**Task description**
Every entry must be given again exactly.

**Stored items**
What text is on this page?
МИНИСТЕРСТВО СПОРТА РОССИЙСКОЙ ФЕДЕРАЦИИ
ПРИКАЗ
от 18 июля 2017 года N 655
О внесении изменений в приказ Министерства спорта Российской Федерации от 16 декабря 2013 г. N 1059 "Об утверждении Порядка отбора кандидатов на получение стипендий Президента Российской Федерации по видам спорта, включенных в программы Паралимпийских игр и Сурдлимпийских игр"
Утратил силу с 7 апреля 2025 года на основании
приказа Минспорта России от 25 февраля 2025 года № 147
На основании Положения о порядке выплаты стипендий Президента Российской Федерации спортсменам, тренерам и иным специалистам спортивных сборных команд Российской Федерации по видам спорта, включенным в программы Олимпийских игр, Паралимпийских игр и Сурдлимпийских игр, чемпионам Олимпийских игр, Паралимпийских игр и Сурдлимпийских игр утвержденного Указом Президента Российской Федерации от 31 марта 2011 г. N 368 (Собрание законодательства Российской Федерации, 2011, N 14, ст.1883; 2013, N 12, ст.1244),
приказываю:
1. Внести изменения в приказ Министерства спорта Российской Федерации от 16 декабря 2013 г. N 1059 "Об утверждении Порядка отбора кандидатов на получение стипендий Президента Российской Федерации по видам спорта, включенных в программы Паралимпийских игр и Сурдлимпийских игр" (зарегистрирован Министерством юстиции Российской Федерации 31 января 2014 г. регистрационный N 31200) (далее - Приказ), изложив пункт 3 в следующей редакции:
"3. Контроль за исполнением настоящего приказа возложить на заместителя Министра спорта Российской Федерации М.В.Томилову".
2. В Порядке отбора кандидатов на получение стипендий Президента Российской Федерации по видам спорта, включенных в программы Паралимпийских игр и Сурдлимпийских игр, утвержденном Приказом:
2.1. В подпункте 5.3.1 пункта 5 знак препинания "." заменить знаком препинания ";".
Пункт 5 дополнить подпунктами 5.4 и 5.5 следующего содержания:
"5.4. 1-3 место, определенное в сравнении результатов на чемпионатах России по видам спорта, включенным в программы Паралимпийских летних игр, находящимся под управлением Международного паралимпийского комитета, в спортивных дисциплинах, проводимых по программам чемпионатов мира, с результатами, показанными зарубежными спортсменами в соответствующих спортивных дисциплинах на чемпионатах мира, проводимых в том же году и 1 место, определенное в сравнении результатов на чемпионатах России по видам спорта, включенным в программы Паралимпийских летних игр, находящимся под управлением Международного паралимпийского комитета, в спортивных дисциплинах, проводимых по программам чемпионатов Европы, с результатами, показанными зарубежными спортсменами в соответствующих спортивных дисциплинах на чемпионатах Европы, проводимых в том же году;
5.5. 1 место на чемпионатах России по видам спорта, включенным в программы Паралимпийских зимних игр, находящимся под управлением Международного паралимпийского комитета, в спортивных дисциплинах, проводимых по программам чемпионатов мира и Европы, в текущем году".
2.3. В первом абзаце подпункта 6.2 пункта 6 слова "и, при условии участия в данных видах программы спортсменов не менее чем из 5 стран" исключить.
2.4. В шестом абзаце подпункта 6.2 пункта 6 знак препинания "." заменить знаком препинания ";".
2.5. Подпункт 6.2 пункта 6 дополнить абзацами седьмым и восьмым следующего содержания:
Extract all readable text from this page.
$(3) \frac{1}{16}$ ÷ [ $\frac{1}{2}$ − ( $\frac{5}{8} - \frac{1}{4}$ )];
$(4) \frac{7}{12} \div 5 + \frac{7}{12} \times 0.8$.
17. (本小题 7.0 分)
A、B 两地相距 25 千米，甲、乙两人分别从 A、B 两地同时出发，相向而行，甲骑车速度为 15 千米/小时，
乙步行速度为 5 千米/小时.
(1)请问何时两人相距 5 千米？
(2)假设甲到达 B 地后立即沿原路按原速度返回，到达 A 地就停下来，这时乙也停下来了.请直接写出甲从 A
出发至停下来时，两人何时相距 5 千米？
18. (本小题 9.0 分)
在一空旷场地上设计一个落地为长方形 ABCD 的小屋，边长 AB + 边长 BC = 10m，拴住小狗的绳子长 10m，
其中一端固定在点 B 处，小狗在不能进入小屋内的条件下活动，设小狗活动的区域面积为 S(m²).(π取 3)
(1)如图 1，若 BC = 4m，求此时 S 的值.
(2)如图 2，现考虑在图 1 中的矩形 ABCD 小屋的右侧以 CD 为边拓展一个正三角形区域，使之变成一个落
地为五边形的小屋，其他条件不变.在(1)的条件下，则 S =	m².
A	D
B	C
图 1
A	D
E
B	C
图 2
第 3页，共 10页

**Full solution**
What text is on this page?
МИНИСТЕРСТВО СПОРТА РОССИЙСКОЙ ФЕДЕРАЦИИ
ПРИКАЗ
от 18 июля 2017 года N 655
О внесении изменений в приказ Министерства спорта Российской Федерации от 16 декабря 2013 г. N 1059 "Об утверждении Порядка отбора кандидатов на получение стипендий Президента Российской Федерации по видам спорта, включенных в программы Паралимпийских игр и Сурдлимпийских игр"
Утратил силу с 7 апреля 2025 года на основании
приказа Минспорта России от 25 февраля 2025 года № 147
На основании Положения о порядке выплаты стипендий Президента Российской Федерации спортсменам, тренерам и иным специалистам спортивных сборных команд Российской Федерации по видам спорта, включенным в программы Олимпийских игр, Паралимпийских игр и Сурдлимпийских игр, чемпионам Олимпийских игр, Паралимпийских игр и Сурдлимпийских игр утвержденного Указом Президента Российской Федерации от 31 марта 2011 г. N 368 (Собрание законодательства Российской Федерации, 2011, N 14, ст.1883; 2013, N 12, ст.1244),
приказываю:
1. Внести изменения в приказ Министерства спорта Российской Федерации от 16 декабря 2013 г. N 1059 "Об утверждении Порядка отбора кандидатов на получение стипендий Президента Российской Федерации по видам спорта, включенных в программы Паралимпийских игр и Сурдлимпийских игр" (зарегистрирован Министерством юстиции Российской Федерации 31 января 2014 г. регистрационный N 31200) (далее - Приказ), изложив пункт 3 в следующей редакции:
"3. Контроль за исполнением настоящего приказа возложить на заместителя Министра спорта Российской Федерации М.В.Томилову".
2. В Порядке отбора кандидатов на получение стипендий Президента Российской Федерации по видам спорта, включенных в программы Паралимпийских игр и Сурдлимпийских игр, утвержденном Приказом:
2.1. В подпункте 5.3.1 пункта 5 знак препинания "." заменить знаком препинания ";".
Пункт 5 дополнить подпунктами 5.4 и 5.5 следующего содержания:
"5.4. 1-3 место, определенное в сравнении результатов на чемпионатах России по видам спорта, включенным в программы Паралимпийских летних игр, находящимся под управлением Международного паралимпийского комитета, в спортивных дисциплинах, проводимых по программам чемпионатов мира, с результатами, показанными зарубежными спортсменами в соответствующих спортивных дисциплинах на чемпионатах мира, проводимых в том же году и 1 место, определенное в сравнении результатов на чемпионатах России по видам спорта, включенным в программы Паралимпийских летних игр, находящимся под управлением Международного паралимпийского комитета, в спортивных дисциплинах, проводимых по программам чемпионатов Европы, с результатами, показанными зарубежными спортсменами в соответствующих спортивных дисциплинах на чемпионатах Европы, проводимых в том же году;
5.5. 1 место на чемпионатах России по видам спорта, включенным в программы Паралимпийских зимних игр, находящимся под управлением Международного паралимпийского комитета, в спортивных дисциплинах, проводимых по программам чемпионатов мира и Европы, в текущем году".
2.3. В первом абзаце подпункта 6.2 пункта 6 слова "и, при условии участия в данных видах программы спортсменов не менее чем из 5 стран" исключить.
2.4. В шестом абзаце подпункта 6.2 пункта 6 знак препинания "." заменить знаком препинания ";".
2.5. Подпункт 6.2 пункта 6 дополнить абзацами седьмым и восьмым следующего содержания:
Extract all readable text from this page.
$(3) \frac{1}{16}$ ÷ [ $\frac{1}{2}$ − ( $\frac{5}{8} - \frac{1}{4}$ )];
$(4) \frac{7}{12} \div 5 + \frac{7}{12} \times 0.8$.
17. (本小题 7.0 分)
A、B 两地相距 25 千米，甲、乙两人分别从 A、B 两地同时出发，相向而行，甲骑车速度为 15 千米/小时，
乙步行速度为 5 千米/小时.
(1)请问何时两人相距 5 千米？
(2)假设甲到达 B 地后立即沿原路按原速度返回，到达 A 地就停下来，这时乙也停下来了.请直接写出甲从 A
出发至停下来时，两人何时相距 5 千米？
18. (本小题 9.0 分)
在一空旷场地上设计一个落地为长方形 ABCD 的小屋，边长 AB + 边长 BC = 10m，拴住小狗的绳子长 10m，
其中一端固定在点 B 处，小狗在不能进入小屋内的条件下活动，设小狗活动的区域面积为 S(m²).(π取 3)
(1)如图 1，若 BC = 4m，求此时 S 的值.
(2)如图 2，现考虑在图 1 中的矩形 ABCD 小屋的右侧以 CD 为边拓展一个正三角形区域，使之变成一个落
地为五边形的小屋，其他条件不变.在(1)的条件下，则 S =	m².
A	D
B	C
图 1
A	D
E
B	C
图 2
第 3页，共 10页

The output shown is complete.